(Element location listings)
------------------------------------

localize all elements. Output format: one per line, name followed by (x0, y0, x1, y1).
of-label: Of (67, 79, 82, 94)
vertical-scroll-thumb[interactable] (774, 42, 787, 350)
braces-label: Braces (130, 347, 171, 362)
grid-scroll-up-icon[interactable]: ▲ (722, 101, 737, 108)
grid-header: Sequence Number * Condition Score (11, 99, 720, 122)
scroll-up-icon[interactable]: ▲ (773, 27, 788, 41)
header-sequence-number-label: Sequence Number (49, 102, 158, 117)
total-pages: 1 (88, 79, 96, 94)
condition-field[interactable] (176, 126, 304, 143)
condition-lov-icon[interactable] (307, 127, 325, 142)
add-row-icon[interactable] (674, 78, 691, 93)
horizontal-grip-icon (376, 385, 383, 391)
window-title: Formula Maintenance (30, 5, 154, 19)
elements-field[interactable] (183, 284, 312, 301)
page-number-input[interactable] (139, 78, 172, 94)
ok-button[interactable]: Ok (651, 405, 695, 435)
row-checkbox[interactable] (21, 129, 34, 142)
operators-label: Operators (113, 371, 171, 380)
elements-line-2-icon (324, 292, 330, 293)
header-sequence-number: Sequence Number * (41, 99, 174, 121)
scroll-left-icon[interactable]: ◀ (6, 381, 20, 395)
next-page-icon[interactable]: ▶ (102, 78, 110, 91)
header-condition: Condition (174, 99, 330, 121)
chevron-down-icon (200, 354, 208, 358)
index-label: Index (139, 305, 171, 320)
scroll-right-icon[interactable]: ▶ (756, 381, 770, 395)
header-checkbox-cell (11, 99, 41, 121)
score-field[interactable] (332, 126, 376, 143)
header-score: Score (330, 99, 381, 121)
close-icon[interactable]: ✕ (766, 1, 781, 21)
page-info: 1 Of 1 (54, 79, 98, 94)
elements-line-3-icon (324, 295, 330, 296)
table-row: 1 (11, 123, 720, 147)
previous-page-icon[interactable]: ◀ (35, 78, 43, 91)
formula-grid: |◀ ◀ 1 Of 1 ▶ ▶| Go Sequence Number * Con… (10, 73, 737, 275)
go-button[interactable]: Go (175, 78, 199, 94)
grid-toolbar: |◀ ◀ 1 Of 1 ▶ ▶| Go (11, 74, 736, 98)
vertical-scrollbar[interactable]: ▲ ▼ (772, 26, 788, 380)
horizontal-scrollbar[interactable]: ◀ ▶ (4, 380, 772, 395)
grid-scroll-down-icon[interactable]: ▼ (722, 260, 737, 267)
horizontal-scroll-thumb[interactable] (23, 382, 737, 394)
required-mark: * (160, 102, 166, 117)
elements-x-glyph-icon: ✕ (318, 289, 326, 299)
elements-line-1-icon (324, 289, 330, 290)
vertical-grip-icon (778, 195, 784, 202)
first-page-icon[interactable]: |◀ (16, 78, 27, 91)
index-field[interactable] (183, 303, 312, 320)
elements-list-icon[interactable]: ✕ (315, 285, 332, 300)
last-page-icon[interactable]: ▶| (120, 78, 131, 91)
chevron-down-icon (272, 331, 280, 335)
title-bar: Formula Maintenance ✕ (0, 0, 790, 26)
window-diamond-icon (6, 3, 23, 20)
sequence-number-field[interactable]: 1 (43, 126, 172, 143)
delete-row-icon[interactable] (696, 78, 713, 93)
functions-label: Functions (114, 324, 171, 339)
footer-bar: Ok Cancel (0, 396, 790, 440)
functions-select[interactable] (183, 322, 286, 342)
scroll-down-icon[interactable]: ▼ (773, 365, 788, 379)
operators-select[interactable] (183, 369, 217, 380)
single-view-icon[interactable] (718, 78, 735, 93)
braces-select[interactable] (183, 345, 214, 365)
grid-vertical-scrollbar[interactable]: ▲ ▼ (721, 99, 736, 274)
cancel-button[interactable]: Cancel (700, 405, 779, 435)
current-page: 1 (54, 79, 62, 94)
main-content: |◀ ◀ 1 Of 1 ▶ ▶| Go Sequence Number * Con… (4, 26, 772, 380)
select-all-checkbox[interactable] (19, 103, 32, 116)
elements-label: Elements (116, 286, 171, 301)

------------------------------------

**Exercise:**
Rewrite the lines from the start of the listings through the line containing "scroll-up-icon[interactable]: ▲ (773, 27, 788, 41)", changing "vertical-scroll-thumb" to "vertical-scroll-handle" and leaving everything else as it is.

**Result of the exercise:**
localize all elements. Output format: one per line, name followed by (x0, y0, x1, y1).
of-label: Of (67, 79, 82, 94)
vertical-scroll-handle[interactable] (774, 42, 787, 350)
braces-label: Braces (130, 347, 171, 362)
grid-scroll-up-icon[interactable]: ▲ (722, 101, 737, 108)
grid-header: Sequence Number * Condition Score (11, 99, 720, 122)
scroll-up-icon[interactable]: ▲ (773, 27, 788, 41)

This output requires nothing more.